**WHAT IS EXPECTED:** Search the listing for the string "سبتمبر". Copy every line that has it.

**DATASET:**
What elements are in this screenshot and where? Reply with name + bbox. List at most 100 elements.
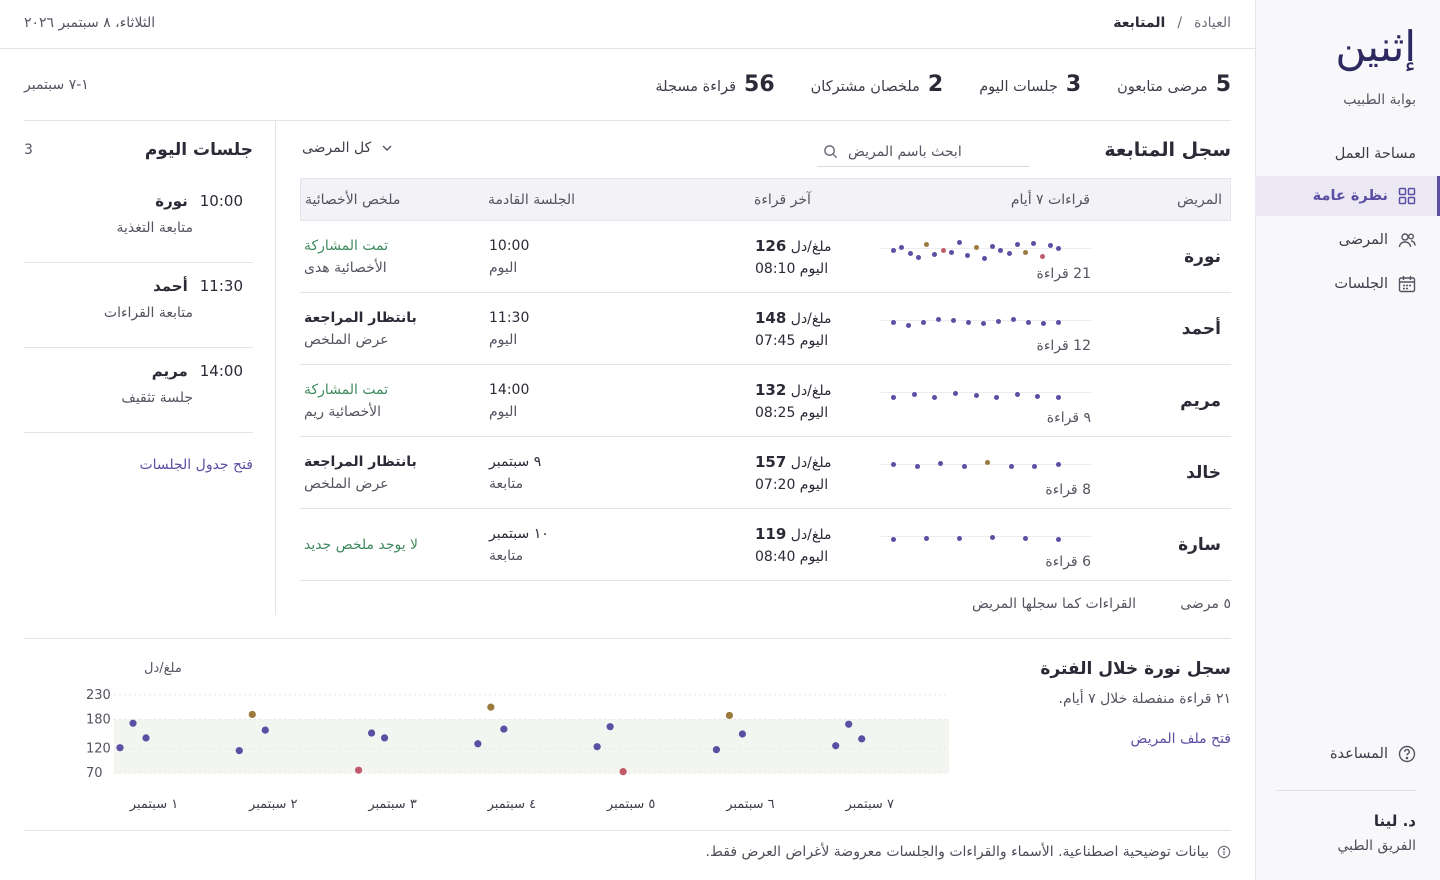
disclaimer-text: بيانات توضيحية اصطناعية. الأسماء والقراء… xyxy=(705,844,1209,860)
session-item[interactable]: 11:30 أحمد متابعة القراءات xyxy=(24,263,253,348)
last-reading: ملغ/دل 148 xyxy=(755,309,881,327)
table-body: نورة 21 قراءة ملغ/دل 126 اليوم 08:10 10:00 ال… xyxy=(300,221,1231,581)
table-row[interactable]: نورة 21 قراءة ملغ/دل 126 اليوم 08:10 10:00 ال… xyxy=(300,221,1231,293)
patient-name[interactable]: خالد xyxy=(1186,463,1221,483)
sidebar-item-patients[interactable]: المرضى xyxy=(1255,220,1440,260)
sparkline-point xyxy=(965,252,971,258)
next-session-day: اليوم xyxy=(489,331,518,348)
patient-name[interactable]: سارة xyxy=(1178,535,1221,555)
y-tick-label: 70 xyxy=(86,766,103,781)
stat-label: ملخصان مشتركان xyxy=(810,79,920,95)
session-type: متابعة القراءات xyxy=(103,305,193,321)
summary-detail[interactable]: عرض الملخص xyxy=(304,332,489,348)
summary-detail[interactable]: الأخصائية هدى xyxy=(304,260,489,276)
reading-count: 21 قراءة xyxy=(1036,265,1091,282)
readings-sparkline xyxy=(881,232,1091,266)
reading-point xyxy=(500,725,508,733)
y-tick-label: 180 xyxy=(86,712,111,727)
breadcrumb: العيادة / المتابعة xyxy=(1113,15,1231,31)
y-tick-label: 120 xyxy=(86,742,111,757)
sidebar-item-label: الجلسات xyxy=(1334,276,1388,292)
summary-status: بانتظار المراجعة xyxy=(304,453,417,470)
session-patient: نورة xyxy=(155,192,188,210)
table-header: المريض قراءات ٧ أيام آخر قراءة الجلسة ال… xyxy=(300,178,1231,221)
sparkline-point xyxy=(891,394,896,400)
summary-detail[interactable]: الأخصائية ريم xyxy=(304,404,489,420)
next-session-time: ٩ سبتمبر xyxy=(489,453,542,470)
patient-filter-select[interactable]: كل المرضى xyxy=(302,140,393,156)
reading-point xyxy=(845,720,853,728)
col-patient: المريض xyxy=(1176,191,1222,208)
reading-value: 148 xyxy=(755,308,787,327)
help-link[interactable]: المساعدة xyxy=(1255,734,1440,774)
patient-name[interactable]: نورة xyxy=(1184,247,1221,267)
table-row[interactable]: أحمد 12 قراءة ملغ/دل 148 اليوم 07:45 11:30 ال… xyxy=(300,293,1231,365)
user-team: الفريق الطبي xyxy=(1337,838,1416,854)
breadcrumb-root[interactable]: العيادة xyxy=(1194,15,1231,31)
sparkline-point xyxy=(1032,464,1038,470)
divider xyxy=(1276,790,1416,791)
sparkline-point xyxy=(951,318,956,323)
session-type: متابعة التغذية xyxy=(116,220,193,236)
table-row[interactable]: خالد 8 قراءة ملغ/دل 157 اليوم 07:20 ٩ سبتمبر… xyxy=(300,437,1231,509)
readings-sparkline xyxy=(881,376,1091,410)
sidebar: إثنين بوابة الطبيب مساحة العمل نظرة عامة… xyxy=(1255,0,1440,880)
summary-detail[interactable]: عرض الملخص xyxy=(304,476,489,492)
sidebar-item-workspace[interactable]: مساحة العمل xyxy=(1255,134,1440,174)
reading-unit: ملغ/دل xyxy=(790,238,832,255)
reading-point xyxy=(474,740,482,748)
session-time: 10:00 xyxy=(199,192,243,210)
sidebar-item-label: نظرة عامة xyxy=(1312,188,1388,204)
col-next-session: الجلسة القادمة xyxy=(488,191,576,208)
sparkline-point xyxy=(961,463,967,469)
reading-unit: ملغ/دل xyxy=(790,382,832,399)
y-tick-label: 230 xyxy=(86,688,111,703)
table-row[interactable]: مريم ٩ قراءة ملغ/دل 132 اليوم 08:25 14:00 الي… xyxy=(300,365,1231,437)
sparkline-point xyxy=(990,243,995,249)
reading-point xyxy=(380,734,389,742)
portal-label: بوابة الطبيب xyxy=(1343,92,1416,108)
follow-up-table: المريض قراءات ٧ أيام آخر قراءة الجلسة ال… xyxy=(300,178,1231,581)
sparkline-point xyxy=(921,319,926,325)
session-item[interactable]: 10:00 نورة متابعة التغذية xyxy=(24,178,253,263)
reading-point xyxy=(129,719,137,727)
sparkline-point xyxy=(891,319,896,325)
y-axis-label: ملغ/دل xyxy=(144,661,182,676)
open-schedule-link[interactable]: فتح جدول الجلسات xyxy=(0,457,253,473)
patient-name[interactable]: أحمد xyxy=(1182,319,1221,339)
readings-chart: 70 120 180 230 ملغ/دل ١ سبتمبر ٢ سبتمبر ٣ سبتمب… xyxy=(86,661,949,812)
sidebar-item-label: مساحة العمل xyxy=(1334,146,1416,162)
sparkline-point xyxy=(915,254,921,260)
table-row[interactable]: سارة 6 قراءة ملغ/دل 119 اليوم 08:40 ١٠ سبتمب… xyxy=(300,509,1231,581)
sparkline-point xyxy=(911,391,917,397)
sparkline-point xyxy=(1056,394,1061,400)
open-patient-file-link[interactable]: فتح ملف المريض xyxy=(1130,731,1231,747)
sparkline-point xyxy=(994,394,1000,400)
reading-count: 12 قراءة xyxy=(1036,337,1091,354)
sparkline-point xyxy=(973,245,979,251)
reading-point xyxy=(619,768,627,776)
sparkline-point xyxy=(1047,242,1053,248)
sparkline-point xyxy=(924,241,929,247)
sidebar-item-sessions[interactable]: الجلسات xyxy=(1255,264,1440,304)
sidebar-item-overview[interactable]: نظرة عامة xyxy=(1255,176,1440,216)
search-icon xyxy=(824,145,838,159)
session-item[interactable]: 14:00 مريم جلسة تثقيف xyxy=(24,348,253,433)
patient-name[interactable]: مريم xyxy=(1180,391,1221,411)
stat-value: 3 xyxy=(1065,72,1082,97)
reading-count: 6 قراءة xyxy=(1045,553,1091,570)
sparkline-point xyxy=(1056,319,1061,325)
stat-patients: 5 مرضى متابعون xyxy=(1117,72,1231,97)
user-name: د. لينا xyxy=(1373,812,1416,830)
reading-point xyxy=(261,726,269,734)
next-session-time: 14:00 xyxy=(489,381,530,398)
reading-value: 119 xyxy=(755,524,787,543)
stat-sessions: 3 جلسات اليوم xyxy=(979,72,1081,97)
divider xyxy=(24,830,1231,831)
search-input[interactable]: ابحث باسم المريض xyxy=(817,137,1029,167)
reading-point xyxy=(116,744,124,752)
reading-point xyxy=(593,743,601,751)
readings-sparkline xyxy=(881,304,1091,338)
sparkline-point xyxy=(973,393,979,398)
reading-time: اليوم 08:10 xyxy=(755,260,829,277)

**RESULT BELOW:**
next-session-time: ٩ سبتمبر xyxy=(489,453,542,470)
table-row[interactable]: خالد 8 قراءة ملغ/دل 157 اليوم 07:20 ٩ سبتمبر… xyxy=(300,437,1231,509)
readings-chart: 70 120 180 230 ملغ/دل ١ سبتمبر ٢ سبتمبر ٣ سبتمب… xyxy=(86,661,949,812)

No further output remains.